## Petunjuk Pengerjaan
1 - Menurut teks tentang pameran ilustrasi Sriti Wani, siapa nama kedua orang tua Sriti Wani?
2 - Silakan teruskan teks tentang pameran ilustrasi Sriti Wani, dimulai setelah kalimat terakhirnya.

## Teks Bacaan
Iman Budhi Santosa
Salam budaya,
Dalam rangka membuka pameran ilustrasi cerita anak ‘Sriti Wani, Kisah Anak-anak Langit’ karya Alim Bakhtiar yang sebentar lagi akan kita saksikan bersama, perkenankan saya juga sejenak bercerita. Karena setelah membaca cerita anak yang ditulis dan diilustrasi oleh Alim Bakhtiar yang demikian indah dan unik, saya jadi membayangkan demikian. Bersamaan dibukanya pameran ilustrasi ini, lahir pula tokoh bocah perempuan yang diberi nama sangat puitis oleh orang tuanya, Sriti Wani itu. Anak tadi lahir dari buah perkawinan Ki Manggar dan Nyi Blimbing Singsing, kaum pidak pedarakan yang tinggal di Desa Sinom, lereng gunung Sanggeni, di sebuah negeri antah berantah.
Menurut perhitungan Masehi, hari ini adalah Sabtu Pon, 26 Oktober 2013. Tetapi menurut kalender Jawa (Hijriah), pukul 19.30 WIB ini sudah masuk hari Ahad Wage.
Menurut primbon Jawa, anak yang lahir pada hari Ahad Wage memiliki neptu 9. Wuku: Kuningan, pengarasan: Lakuning Angin, pancasuda: Satria Wibawa, dina: dina Urang, lintang 12: Lintang Kus (kukus), pranatamanga: kalima, bintang: Scorpio. Sedangkan gambaran kepribadian anak yang lahir hari Ahad Wage, dia mempunyai sifat yang sangat menonjol dalam mengambil hati/merayu orang lain. Sifat-sifat lain yang juga menonjol: 1) Tekun, rajin, giat, banyak bekerja (tidak suka berdiam diri / menganggur / berpangku tangan), seorang pekerja keras; 2) Penyendiri (suka sendirian), suka sepi / kesunyian, tidak suka berkumpul dengan banyak orang; 3) Berwibawa / punya kepribadian yang berpengaruh, banyak orang yang segan / hormat; 4) Ulet, gigih; 5) Pantang mundur / tidak kenal menyerah / putus asa, keras hati; 6) Baik hati, mulia, kesucian. Sedangkan sifat yang agak kurang baik: kalau marah berbahaya, suka merusak ataupun susah redanya (mudah kalap).

## Butir data
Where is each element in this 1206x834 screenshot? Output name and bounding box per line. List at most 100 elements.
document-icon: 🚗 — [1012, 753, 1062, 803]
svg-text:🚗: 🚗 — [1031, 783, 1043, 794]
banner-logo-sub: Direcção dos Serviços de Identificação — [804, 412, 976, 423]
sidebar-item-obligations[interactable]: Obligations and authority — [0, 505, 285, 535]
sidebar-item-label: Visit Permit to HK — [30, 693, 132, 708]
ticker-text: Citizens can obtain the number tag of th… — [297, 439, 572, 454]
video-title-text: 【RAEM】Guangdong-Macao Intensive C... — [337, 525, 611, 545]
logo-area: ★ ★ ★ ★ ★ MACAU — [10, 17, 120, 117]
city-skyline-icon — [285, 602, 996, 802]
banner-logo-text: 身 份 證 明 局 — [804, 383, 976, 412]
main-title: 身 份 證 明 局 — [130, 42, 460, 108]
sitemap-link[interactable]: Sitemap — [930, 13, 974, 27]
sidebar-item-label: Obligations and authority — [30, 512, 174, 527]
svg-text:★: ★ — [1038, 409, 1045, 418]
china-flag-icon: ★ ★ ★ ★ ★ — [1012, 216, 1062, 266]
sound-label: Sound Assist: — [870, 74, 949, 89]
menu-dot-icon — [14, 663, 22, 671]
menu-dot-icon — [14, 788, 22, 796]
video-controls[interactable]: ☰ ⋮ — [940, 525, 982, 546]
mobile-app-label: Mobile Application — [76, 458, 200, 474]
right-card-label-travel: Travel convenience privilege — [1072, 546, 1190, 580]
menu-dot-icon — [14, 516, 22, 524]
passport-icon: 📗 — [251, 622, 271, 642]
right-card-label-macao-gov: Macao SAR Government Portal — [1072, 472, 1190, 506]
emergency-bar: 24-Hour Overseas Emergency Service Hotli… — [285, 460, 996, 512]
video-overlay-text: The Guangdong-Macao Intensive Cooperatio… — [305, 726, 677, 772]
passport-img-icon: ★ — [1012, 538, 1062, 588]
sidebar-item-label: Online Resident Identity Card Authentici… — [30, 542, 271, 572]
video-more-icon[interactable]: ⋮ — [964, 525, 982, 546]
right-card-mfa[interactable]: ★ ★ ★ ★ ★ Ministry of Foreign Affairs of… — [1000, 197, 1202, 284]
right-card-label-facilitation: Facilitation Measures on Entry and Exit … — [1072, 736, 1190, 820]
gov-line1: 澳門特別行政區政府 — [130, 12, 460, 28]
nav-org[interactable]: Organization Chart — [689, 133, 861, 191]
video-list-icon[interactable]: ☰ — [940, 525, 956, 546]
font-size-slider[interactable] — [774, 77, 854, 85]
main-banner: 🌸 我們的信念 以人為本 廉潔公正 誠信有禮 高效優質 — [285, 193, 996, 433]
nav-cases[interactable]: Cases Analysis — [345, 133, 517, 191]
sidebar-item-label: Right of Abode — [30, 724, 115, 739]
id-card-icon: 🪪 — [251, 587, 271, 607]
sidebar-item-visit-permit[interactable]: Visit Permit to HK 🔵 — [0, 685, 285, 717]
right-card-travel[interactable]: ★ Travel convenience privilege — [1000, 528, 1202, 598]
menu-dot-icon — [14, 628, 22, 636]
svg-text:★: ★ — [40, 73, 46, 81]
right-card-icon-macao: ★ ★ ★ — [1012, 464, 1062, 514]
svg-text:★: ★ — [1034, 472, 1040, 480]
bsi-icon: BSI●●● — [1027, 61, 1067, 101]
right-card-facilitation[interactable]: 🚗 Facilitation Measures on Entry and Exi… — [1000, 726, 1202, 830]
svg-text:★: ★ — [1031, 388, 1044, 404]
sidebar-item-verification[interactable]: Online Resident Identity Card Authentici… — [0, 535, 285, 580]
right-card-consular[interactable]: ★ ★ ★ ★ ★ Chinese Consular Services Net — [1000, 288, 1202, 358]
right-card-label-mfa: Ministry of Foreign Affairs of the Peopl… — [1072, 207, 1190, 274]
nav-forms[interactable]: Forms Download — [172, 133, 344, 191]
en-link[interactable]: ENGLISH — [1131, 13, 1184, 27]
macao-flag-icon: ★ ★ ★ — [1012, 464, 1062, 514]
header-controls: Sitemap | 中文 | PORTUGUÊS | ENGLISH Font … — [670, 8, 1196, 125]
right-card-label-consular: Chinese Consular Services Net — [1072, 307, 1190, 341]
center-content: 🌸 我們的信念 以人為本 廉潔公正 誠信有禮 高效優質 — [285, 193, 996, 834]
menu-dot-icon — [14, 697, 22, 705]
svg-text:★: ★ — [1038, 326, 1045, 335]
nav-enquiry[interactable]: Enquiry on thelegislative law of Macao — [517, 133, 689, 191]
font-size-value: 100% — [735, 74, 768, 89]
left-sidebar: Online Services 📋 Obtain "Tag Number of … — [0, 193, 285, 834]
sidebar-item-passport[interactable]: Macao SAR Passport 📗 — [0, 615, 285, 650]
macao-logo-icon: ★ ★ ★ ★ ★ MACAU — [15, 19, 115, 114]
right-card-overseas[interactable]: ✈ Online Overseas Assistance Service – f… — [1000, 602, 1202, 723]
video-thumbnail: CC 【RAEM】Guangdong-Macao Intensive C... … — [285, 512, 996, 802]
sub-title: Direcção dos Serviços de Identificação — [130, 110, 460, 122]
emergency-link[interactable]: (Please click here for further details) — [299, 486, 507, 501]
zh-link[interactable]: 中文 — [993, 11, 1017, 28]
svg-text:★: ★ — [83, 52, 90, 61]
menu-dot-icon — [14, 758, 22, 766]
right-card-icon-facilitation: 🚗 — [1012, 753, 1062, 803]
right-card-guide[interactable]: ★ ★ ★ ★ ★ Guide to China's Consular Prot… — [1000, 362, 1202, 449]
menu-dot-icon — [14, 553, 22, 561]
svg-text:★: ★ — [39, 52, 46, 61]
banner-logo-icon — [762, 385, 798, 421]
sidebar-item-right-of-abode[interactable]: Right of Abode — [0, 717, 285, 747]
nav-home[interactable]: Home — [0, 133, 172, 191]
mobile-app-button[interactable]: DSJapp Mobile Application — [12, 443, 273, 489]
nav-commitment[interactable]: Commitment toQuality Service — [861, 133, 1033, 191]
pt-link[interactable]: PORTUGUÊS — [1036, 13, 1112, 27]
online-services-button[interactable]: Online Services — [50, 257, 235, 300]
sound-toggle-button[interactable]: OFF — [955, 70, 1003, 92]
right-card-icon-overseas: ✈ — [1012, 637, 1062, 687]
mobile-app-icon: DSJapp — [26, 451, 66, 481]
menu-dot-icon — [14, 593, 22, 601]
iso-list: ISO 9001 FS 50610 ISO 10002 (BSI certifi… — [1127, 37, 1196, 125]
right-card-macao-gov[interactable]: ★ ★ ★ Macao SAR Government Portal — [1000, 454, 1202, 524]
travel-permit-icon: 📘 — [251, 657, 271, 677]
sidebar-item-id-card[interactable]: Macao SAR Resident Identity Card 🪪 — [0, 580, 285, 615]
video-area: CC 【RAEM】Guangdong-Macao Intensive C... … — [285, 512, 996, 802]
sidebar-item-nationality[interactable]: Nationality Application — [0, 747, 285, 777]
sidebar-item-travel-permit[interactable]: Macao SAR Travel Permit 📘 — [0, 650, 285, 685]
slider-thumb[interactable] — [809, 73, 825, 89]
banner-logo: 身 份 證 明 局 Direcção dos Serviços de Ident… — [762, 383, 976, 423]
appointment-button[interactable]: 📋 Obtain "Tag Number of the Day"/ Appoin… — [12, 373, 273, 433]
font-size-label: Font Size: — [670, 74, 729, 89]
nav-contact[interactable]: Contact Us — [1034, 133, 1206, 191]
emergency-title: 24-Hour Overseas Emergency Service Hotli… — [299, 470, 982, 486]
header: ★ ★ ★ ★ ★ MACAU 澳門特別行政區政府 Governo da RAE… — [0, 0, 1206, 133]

## Jawaban Latihan
1 - Ki Manggar dan Nyi Blimbing Singsing.

2 -
Saya sempat tertegun, karena karakter Sriti Wani yang digambarkan Alim seakan ceples benar dengan ramalam primbon di atas; kecuali sifat buruk yang kalau marah berbahaya itu. Padahal, dalam cerita tadi Alim samasekali tidak mengisahkan waktu dan hari Sriti Wani dilahirkan. Bagi saya pribadi, kejadian ini benar-benar mirip sebuah peristiwa kebetulan yang menakjubkan. Sebab, Alim diam-diam mampu menggubah sebuah cerita fiksi yang memiliki korelasi akurat dengan fakta realitas yang tertera dalam ramalan legendaris di Jawa.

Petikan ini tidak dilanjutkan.